### Data section
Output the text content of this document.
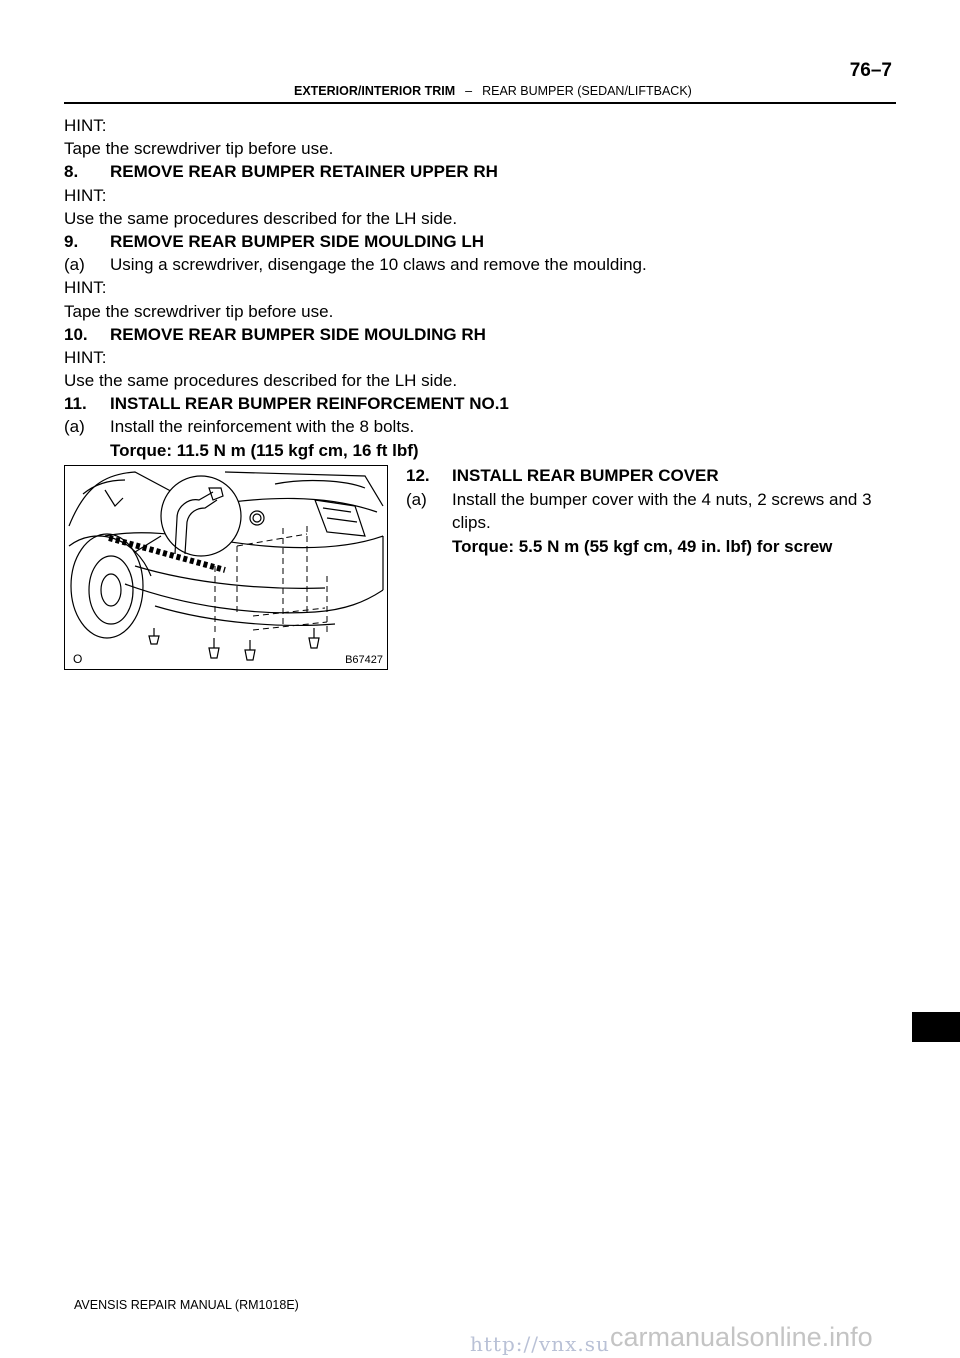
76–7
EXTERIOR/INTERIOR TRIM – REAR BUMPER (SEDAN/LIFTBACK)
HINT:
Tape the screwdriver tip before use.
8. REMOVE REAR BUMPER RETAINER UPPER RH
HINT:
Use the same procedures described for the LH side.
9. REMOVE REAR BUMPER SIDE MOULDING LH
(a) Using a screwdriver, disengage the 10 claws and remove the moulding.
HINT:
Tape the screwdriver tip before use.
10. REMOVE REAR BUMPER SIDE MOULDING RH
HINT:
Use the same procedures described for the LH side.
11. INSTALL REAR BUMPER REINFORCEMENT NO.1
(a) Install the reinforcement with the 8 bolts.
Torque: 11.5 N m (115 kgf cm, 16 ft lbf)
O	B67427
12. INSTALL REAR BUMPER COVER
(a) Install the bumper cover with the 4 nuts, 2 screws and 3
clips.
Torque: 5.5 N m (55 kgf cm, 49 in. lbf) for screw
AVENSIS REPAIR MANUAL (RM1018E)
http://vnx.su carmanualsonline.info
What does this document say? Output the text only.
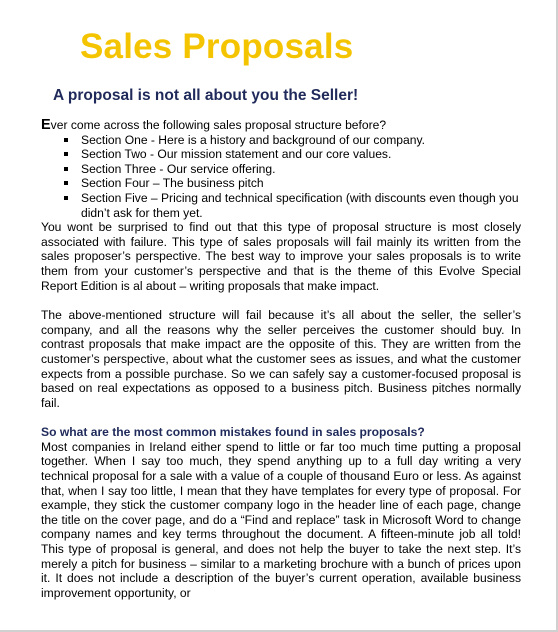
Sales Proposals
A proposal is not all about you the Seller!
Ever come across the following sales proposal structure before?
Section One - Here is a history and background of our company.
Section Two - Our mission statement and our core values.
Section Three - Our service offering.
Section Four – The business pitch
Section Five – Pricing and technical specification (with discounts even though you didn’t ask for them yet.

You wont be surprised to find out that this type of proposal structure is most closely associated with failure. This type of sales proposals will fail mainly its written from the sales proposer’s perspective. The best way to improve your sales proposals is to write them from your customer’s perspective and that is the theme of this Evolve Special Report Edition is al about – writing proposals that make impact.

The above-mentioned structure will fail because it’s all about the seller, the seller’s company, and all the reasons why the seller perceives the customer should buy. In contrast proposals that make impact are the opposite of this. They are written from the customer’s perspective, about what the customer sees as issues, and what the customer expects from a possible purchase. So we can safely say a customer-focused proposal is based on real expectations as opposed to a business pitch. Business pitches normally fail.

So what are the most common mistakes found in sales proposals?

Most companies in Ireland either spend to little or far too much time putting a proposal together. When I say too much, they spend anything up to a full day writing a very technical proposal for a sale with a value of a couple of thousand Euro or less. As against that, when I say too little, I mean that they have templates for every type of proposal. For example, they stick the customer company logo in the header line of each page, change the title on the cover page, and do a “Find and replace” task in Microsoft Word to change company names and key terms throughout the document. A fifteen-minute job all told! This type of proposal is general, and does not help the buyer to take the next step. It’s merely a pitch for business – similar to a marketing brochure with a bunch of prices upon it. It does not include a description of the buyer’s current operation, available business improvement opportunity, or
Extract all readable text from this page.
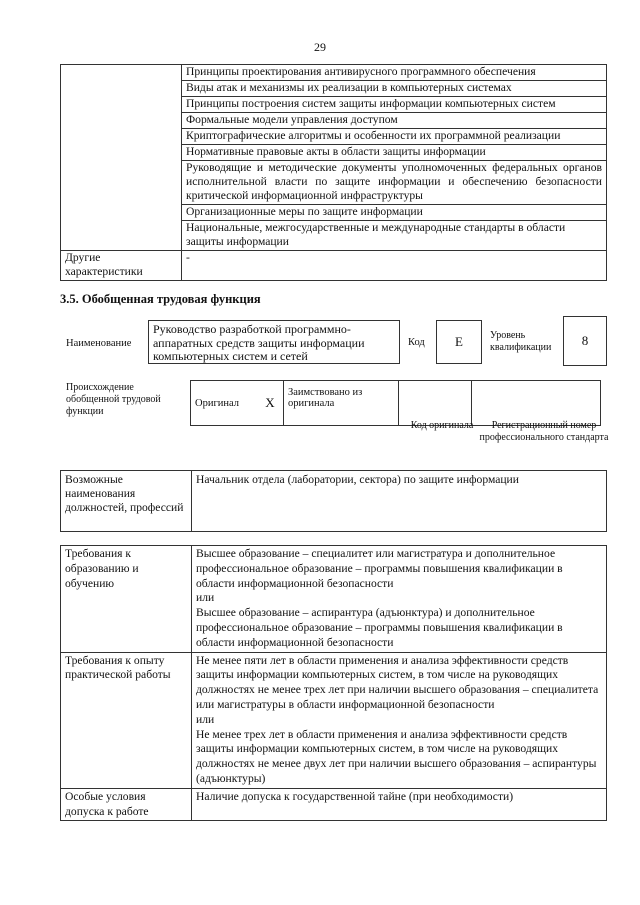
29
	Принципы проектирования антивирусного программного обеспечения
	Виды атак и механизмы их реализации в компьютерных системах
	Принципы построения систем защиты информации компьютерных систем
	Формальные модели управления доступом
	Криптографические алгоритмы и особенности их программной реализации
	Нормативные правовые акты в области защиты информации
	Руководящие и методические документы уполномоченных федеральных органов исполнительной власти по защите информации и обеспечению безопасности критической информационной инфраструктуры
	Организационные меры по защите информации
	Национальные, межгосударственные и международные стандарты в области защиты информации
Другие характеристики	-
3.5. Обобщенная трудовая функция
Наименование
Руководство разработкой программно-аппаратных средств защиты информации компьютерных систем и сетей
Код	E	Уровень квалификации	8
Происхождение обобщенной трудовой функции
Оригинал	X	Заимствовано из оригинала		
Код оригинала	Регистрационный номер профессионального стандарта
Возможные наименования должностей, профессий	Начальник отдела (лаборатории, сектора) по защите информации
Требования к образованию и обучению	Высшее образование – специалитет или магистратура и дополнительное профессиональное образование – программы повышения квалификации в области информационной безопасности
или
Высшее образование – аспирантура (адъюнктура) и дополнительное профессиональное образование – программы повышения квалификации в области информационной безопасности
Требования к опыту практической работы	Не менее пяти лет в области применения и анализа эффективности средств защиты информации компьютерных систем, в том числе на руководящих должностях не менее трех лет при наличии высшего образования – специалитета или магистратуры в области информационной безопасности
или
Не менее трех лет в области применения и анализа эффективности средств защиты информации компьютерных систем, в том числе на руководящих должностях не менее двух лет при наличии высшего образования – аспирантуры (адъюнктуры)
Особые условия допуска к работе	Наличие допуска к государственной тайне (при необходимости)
==
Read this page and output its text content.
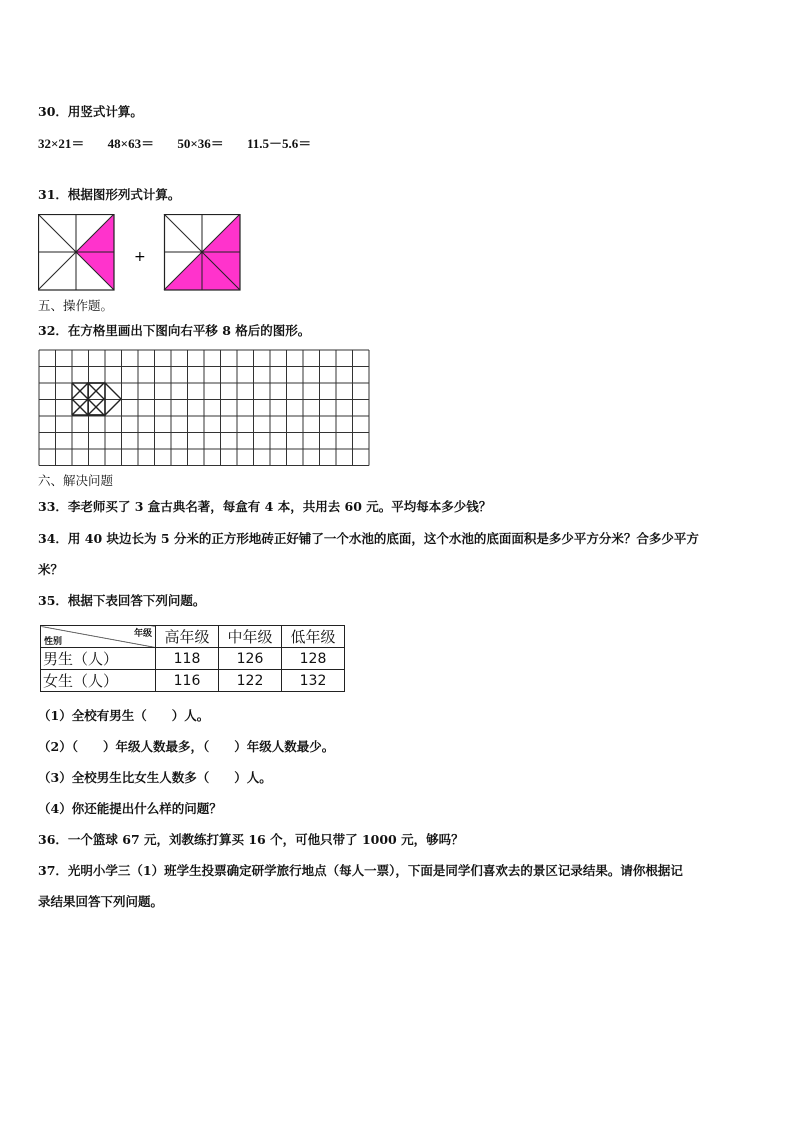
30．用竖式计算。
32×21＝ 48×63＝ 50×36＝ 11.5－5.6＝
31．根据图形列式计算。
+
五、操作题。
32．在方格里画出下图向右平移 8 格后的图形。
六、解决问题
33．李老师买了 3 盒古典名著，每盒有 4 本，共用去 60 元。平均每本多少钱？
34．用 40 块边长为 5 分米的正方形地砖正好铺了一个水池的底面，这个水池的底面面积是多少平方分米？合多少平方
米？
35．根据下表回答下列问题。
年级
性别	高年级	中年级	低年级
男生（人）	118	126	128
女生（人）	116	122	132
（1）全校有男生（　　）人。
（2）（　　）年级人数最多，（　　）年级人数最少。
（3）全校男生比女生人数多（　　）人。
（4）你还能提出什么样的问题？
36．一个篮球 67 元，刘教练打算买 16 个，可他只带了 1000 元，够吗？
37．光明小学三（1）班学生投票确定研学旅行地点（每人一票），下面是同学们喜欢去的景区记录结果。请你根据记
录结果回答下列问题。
---
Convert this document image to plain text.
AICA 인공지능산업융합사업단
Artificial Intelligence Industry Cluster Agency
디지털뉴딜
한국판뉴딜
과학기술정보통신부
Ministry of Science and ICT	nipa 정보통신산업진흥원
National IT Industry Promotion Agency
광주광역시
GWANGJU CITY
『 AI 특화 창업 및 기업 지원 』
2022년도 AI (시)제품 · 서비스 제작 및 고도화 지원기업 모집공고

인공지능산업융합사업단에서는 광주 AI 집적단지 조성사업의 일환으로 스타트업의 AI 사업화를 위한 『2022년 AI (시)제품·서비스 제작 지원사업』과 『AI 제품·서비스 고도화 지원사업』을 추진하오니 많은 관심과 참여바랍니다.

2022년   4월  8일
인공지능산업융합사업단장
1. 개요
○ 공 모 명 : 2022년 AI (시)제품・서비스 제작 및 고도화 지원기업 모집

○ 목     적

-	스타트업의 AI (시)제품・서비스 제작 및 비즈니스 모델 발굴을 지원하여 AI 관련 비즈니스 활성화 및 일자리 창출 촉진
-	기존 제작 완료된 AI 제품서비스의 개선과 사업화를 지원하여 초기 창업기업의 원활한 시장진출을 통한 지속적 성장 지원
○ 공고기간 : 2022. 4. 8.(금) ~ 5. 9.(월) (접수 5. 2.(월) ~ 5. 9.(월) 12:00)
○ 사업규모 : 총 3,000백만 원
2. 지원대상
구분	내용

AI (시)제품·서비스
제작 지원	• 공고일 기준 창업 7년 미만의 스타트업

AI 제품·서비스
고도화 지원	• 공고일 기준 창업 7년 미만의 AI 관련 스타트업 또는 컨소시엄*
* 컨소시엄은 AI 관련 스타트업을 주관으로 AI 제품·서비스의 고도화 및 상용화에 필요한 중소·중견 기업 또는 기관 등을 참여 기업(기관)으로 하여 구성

### What is needed
How many lines of the data hold the string "REAR"? Reply with the number alone.

### Exercise answer
6